:: To be done ::
Each record is to be transcribed exactly.

(Entries with figure data)
..............................

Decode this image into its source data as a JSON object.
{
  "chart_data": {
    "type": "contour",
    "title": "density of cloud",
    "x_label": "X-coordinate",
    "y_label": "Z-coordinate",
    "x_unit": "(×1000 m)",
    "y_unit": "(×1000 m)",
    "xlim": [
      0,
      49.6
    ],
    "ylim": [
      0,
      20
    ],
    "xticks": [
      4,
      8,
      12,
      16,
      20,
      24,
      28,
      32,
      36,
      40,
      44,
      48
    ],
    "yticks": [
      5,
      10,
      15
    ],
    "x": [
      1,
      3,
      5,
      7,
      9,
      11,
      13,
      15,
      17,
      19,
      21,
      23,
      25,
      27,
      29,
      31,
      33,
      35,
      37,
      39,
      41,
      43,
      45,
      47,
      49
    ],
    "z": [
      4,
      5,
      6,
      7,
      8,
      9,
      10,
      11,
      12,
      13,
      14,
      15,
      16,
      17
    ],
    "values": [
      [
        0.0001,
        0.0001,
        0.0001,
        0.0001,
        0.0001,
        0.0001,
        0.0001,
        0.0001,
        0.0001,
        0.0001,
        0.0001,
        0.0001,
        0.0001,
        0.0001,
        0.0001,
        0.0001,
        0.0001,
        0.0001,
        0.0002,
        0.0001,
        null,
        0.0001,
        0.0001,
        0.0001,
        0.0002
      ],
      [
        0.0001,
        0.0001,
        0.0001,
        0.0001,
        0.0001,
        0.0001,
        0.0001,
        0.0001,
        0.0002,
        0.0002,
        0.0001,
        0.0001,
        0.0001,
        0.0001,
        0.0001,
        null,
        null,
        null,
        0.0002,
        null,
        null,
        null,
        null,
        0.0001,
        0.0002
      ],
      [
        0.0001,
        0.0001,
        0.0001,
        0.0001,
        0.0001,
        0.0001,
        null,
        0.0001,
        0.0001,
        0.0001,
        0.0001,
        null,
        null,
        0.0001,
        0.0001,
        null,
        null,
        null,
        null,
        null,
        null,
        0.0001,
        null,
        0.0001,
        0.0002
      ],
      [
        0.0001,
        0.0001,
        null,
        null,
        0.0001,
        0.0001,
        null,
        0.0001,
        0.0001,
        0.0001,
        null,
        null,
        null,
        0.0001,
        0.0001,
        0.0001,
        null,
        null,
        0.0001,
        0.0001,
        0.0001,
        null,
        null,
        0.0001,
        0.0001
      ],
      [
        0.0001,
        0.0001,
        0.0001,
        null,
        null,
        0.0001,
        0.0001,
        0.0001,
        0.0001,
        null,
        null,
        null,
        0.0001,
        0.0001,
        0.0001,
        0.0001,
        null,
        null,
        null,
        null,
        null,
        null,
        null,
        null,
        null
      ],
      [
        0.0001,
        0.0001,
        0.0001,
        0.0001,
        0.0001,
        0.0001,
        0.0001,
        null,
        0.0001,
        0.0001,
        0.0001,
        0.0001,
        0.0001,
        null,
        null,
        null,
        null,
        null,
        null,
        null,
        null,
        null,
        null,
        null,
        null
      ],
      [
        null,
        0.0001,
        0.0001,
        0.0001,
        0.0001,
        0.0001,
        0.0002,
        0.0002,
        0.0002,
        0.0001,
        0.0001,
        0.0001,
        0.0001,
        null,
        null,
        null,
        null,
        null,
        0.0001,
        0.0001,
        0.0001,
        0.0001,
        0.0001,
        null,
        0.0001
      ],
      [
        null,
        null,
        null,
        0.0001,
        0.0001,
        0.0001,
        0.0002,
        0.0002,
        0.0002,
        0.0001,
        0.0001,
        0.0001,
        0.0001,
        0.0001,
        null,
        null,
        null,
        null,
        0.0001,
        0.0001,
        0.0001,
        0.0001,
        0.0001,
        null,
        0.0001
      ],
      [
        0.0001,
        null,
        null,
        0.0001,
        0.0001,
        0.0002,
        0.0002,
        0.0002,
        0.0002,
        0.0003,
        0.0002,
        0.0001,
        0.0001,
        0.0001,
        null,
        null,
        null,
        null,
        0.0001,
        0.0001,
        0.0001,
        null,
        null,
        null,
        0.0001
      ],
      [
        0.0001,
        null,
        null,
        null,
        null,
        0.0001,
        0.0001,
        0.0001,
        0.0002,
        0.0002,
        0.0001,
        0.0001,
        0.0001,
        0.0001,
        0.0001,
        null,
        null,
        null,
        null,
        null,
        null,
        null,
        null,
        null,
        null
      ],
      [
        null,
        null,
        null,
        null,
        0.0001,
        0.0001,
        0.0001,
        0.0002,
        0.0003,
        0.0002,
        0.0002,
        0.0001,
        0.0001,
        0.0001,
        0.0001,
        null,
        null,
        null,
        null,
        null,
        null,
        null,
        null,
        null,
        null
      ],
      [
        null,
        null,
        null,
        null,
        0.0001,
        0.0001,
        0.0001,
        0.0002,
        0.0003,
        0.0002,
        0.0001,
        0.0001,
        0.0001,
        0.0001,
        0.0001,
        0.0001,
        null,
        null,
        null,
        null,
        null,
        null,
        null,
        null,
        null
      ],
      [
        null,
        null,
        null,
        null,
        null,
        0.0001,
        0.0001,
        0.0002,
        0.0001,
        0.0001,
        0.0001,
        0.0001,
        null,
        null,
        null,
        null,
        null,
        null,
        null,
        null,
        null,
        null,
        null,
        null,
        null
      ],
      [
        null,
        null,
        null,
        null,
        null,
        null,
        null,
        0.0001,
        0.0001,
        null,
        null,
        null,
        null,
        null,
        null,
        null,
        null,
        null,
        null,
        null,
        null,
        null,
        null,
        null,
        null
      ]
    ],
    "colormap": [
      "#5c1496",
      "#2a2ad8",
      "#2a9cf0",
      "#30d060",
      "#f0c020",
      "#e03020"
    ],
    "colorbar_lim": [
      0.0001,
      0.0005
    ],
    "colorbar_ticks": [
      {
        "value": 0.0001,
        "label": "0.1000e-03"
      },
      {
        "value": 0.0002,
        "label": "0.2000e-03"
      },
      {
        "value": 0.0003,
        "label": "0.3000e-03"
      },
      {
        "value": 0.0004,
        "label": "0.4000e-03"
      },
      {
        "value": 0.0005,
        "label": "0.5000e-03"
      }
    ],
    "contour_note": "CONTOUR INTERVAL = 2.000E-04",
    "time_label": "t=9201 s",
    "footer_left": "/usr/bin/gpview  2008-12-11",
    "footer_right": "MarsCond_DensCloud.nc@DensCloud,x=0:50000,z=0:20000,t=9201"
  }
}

..............................

:: The response ::
Decode this image into its source data as a JSON object.
{
  "chart_data": {
    "type": "contour",
    "title": "density of cloud",
    "x_label": "X-coordinate",
    "y_label": "Z-coordinate",
    "x_unit": "(×1000 m)",
    "y_unit": "(×1000 m)",
    "xlim": [
      0,
      49.6
    ],
    "ylim": [
      0,
      20
    ],
    "xticks": [
      4,
      8,
      12,
      16,
      20,
      24,
      28,
      32,
      36,
      40,
      44,
      48
    ],
    "yticks": [
      5,
      10,
      15
    ],
    "x": [
      1,
      3,
      5,
      7,
      9,
      11,
      13,
      15,
      17,
      19,
      21,
      23,
      25,
      27,
      29,
      31,
      33,
      35,
      37,
      39,
      41,
      43,
      45,
      47,
      49
    ],
    "z": [
      4,
      5,
      6,
      7,
      8,
      9,
      10,
      11,
      12,
      13,
      14,
      15,
      16,
      17
    ],
    "values": [
      [
        0.0001,
        0.0001,
        0.0001,
        0.0001,
        0.0001,
        0.0001,
        0.0001,
        0.0001,
        0.0001,
        0.0001,
        0.0001,
        0.0001,
        0.0001,
        0.0001,
        0.0001,
        0.0001,
        0.0001,
        0.0001,
        0.0002,
        0.0001,
        null,
        0.0001,
        0.0001,
        0.0001,
        0.0002
      ],
      [
        0.0001,
        0.0001,
        0.0001,
        0.0001,
        0.0001,
        0.0001,
        0.0001,
        0.0001,
        0.0002,
        0.0002,
        0.0001,
        0.0001,
        0.0001,
        0.0001,
        0.0001,
        null,
        null,
        null,
        0.0002,
        null,
        null,
        null,
        null,
        0.0001,
        0.0002
      ],
      [
        0.0001,
        0.0001,
        0.0001,
        0.0001,
        0.0001,
        0.0001,
        null,
        0.0001,
        0.0001,
        0.0001,
        0.0001,
        null,
        null,
        0.0001,
        0.0001,
        null,
        null,
        null,
        null,
        null,
        null,
        0.0001,
        null,
        0.0001,
        0.0002
      ],
      [
        0.0001,
        0.0001,
        null,
        null,
        0.0001,
        0.0001,
        null,
        0.0001,
        0.0001,
        0.0001,
        null,
        null,
        null,
        0.0001,
        0.0001,
        0.0001,
        null,
        null,
        0.0001,
        0.0001,
        0.0001,
        null,
        null,
        0.0001,
        0.0001
      ],
      [
        0.0001,
        0.0001,
        0.0001,
        null,
        null,
        0.0001,
        0.0001,
        0.0001,
        0.0001,
        null,
        null,
        null,
        0.0001,
        0.0001,
        0.0001,
        0.0001,
        null,
        null,
        null,
        null,
        null,
        null,
        null,
        null,
        null
      ],
      [
        0.0001,
        0.0001,
        0.0001,
        0.0001,
        0.0001,
        0.0001,
        0.0001,
        null,
        0.0001,
        0.0001,
        0.0001,
        0.0001,
        0.0001,
        null,
        null,
        null,
        null,
        null,
        null,
        null,
        null,
        null,
        null,
        null,
        null
      ],
      [
        null,
        0.0001,
        0.0001,
        0.0001,
        0.0001,
        0.0001,
        0.0002,
        0.0002,
        0.0002,
        0.0001,
        0.0001,
        0.0001,
        0.0001,
        null,
        null,
        null,
        null,
        null,
        0.0001,
        0.0001,
        0.0001,
        0.0001,
        0.0001,
        null,
        0.0001
      ],
      [
        null,
        null,
        null,
        0.0001,
        0.0001,
        0.0001,
        0.0002,
        0.0002,
        0.0002,
        0.0001,
        0.0001,
        0.0001,
        0.0001,
        0.0001,
        null,
        null,
        null,
        null,
        0.0001,
        0.0001,
        0.0001,
        0.0001,
        0.0001,
        null,
        0.0001
      ],
      [
        0.0001,
        null,
        null,
        0.0001,
        0.0001,
        0.0002,
        0.0002,
        0.0002,
        0.0002,
        0.0003,
        0.0002,
        0.0001,
        0.0001,
        0.0001,
        null,
        null,
        null,
        null,
        0.0001,
        0.0001,
        0.0001,
        null,
        null,
        null,
        0.0001
      ],
      [
        0.0001,
        null,
        null,
        null,
        null,
        0.0001,
        0.0001,
        0.0001,
        0.0002,
        0.0002,
        0.0001,
        0.0001,
        0.0001,
        0.0001,
        0.0001,
        null,
        null,
        null,
        null,
        null,
        null,
        null,
        null,
        null,
        null
      ],
      [
        null,
        null,
        null,
        null,
        0.0001,
        0.0001,
        0.0001,
        0.0002,
        0.0003,
        0.0002,
        0.0002,
        0.0001,
        0.0001,
        0.0001,
        0.0001,
        null,
        null,
        null,
        null,
        null,
        null,
        null,
        null,
        null,
        null
      ],
      [
        null,
        null,
        null,
        null,
        0.0001,
        0.0001,
        0.0001,
        0.0002,
        0.0003,
        0.0002,
        0.0001,
        0.0001,
        0.0001,
        0.0001,
        0.0001,
        0.0001,
        null,
        null,
        null,
        null,
        null,
        null,
        null,
        null,
        null
      ],
      [
        null,
        null,
        null,
        null,
        null,
        0.0001,
        0.0001,
        0.0002,
        0.0001,
        0.0001,
        0.0001,
        0.0001,
        null,
        null,
        null,
        null,
        null,
        null,
        null,
        null,
        null,
        null,
        null,
        null,
        null
      ],
      [
        null,
        null,
        null,
        null,
        null,
        null,
        null,
        0.0001,
        0.0001,
        null,
        null,
        null,
        null,
        null,
        null,
        null,
        null,
        null,
        null,
        null,
        null,
        null,
        null,
        null,
        null
      ]
    ],
    "colormap": [
      "#5c1496",
      "#2a2ad8",
      "#2a9cf0",
      "#30d060",
      "#f0c020",
      "#e03020"
    ],
    "colorbar_lim": [
      0.0001,
      0.0005
    ],
    "colorbar_ticks": [
      {
        "value": 0.0001,
        "label": "0.1000e-03"
      },
      {
        "value": 0.0002,
        "label": "0.2000e-03"
      },
      {
        "value": 0.0003,
        "label": "0.3000e-03"
      },
      {
        "value": 0.0004,
        "label": "0.4000e-03"
      },
      {
        "value": 0.0005,
        "label": "0.5000e-03"
      }
    ],
    "contour_note": "CONTOUR INTERVAL = 2.000E-04",
    "time_label": "t=9201 s",
    "footer_left": "/usr/bin/gpview  2008-12-11",
    "footer_right": "MarsCond_DensCloud.nc@DensCloud,x=0:50000,z=0:20000,t=9201"
  }
}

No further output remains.